**What this task involves**
Look through the entries for the string "Total", and copy each line that holds it.
[Start of section]
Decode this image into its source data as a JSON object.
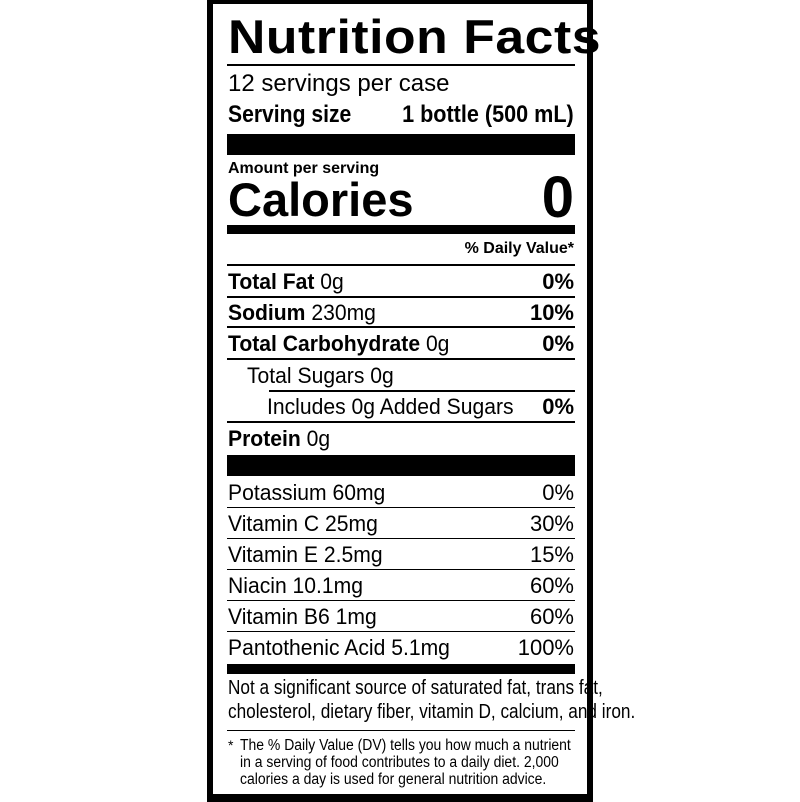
{
  "title": "Nutrition Facts",
  "servings_per_container": "12 servings per case",
  "serving_size": {
    "label": "Serving size",
    "value": "1 bottle (500 mL)"
  },
  "amount_per_serving": "Amount per serving",
  "calories": {
    "label": "Calories",
    "value": "0"
  },
  "daily_value_header": "% Daily Value*",
  "nutrients": [
    {
      "name": "Total Fat",
      "amount": "0g",
      "dv": "0%"
    },
    {
      "name": "Sodium",
      "amount": "230mg",
      "dv": "10%"
    },
    {
      "name": "Total Carbohydrate",
      "amount": "0g",
      "dv": "0%"
    },
    {
      "name": "Total Sugars 0g",
      "amount": "",
      "dv": ""
    },
    {
      "name": "Includes 0g Added Sugars",
      "amount": "",
      "dv": "0%"
    },
    {
      "name": "Protein",
      "amount": "0g",
      "dv": ""
    }
  ],
  "micronutrients": [
    {
      "name": "Potassium 60mg",
      "dv": "0%"
    },
    {
      "name": "Vitamin C 25mg",
      "dv": "30%"
    },
    {
      "name": "Vitamin E 2.5mg",
      "dv": "15%"
    },
    {
      "name": "Niacin 10.1mg",
      "dv": "60%"
    },
    {
      "name": "Vitamin B6 1mg",
      "dv": "60%"
    },
    {
      "name": "Pantothenic Acid 5.1mg",
      "dv": "100%"
    }
  ],
  "not_significant": [
    "Not a significant source of saturated fat, trans fat,",
    "cholesterol, dietary fiber, vitamin D, calcium, and iron."
  ],
  "footnote": {
    "marker": "*",
    "lines": [
      "The % Daily Value (DV) tells you how much a nutrient",
      "in a serving of food contributes to a daily diet. 2,000",
      "calories a day is used for general nutrition advice."
    ]
  }
}
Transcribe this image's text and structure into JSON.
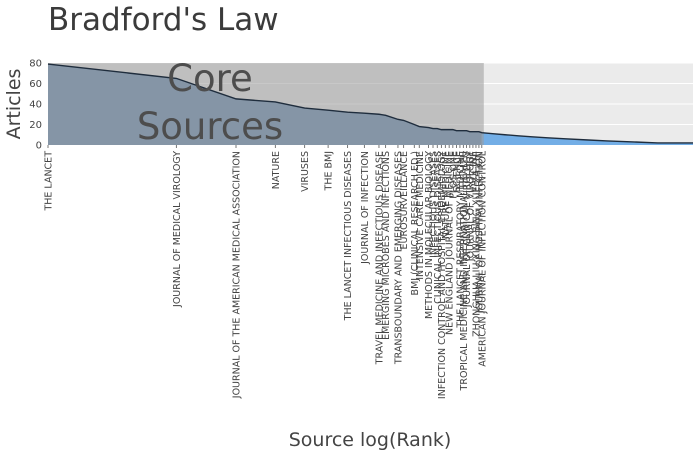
[End of section]
**Written answer**
      "name": "Total Fat",
      "name": "Total Carbohydrate",
      "name": "Total Sugars 0g",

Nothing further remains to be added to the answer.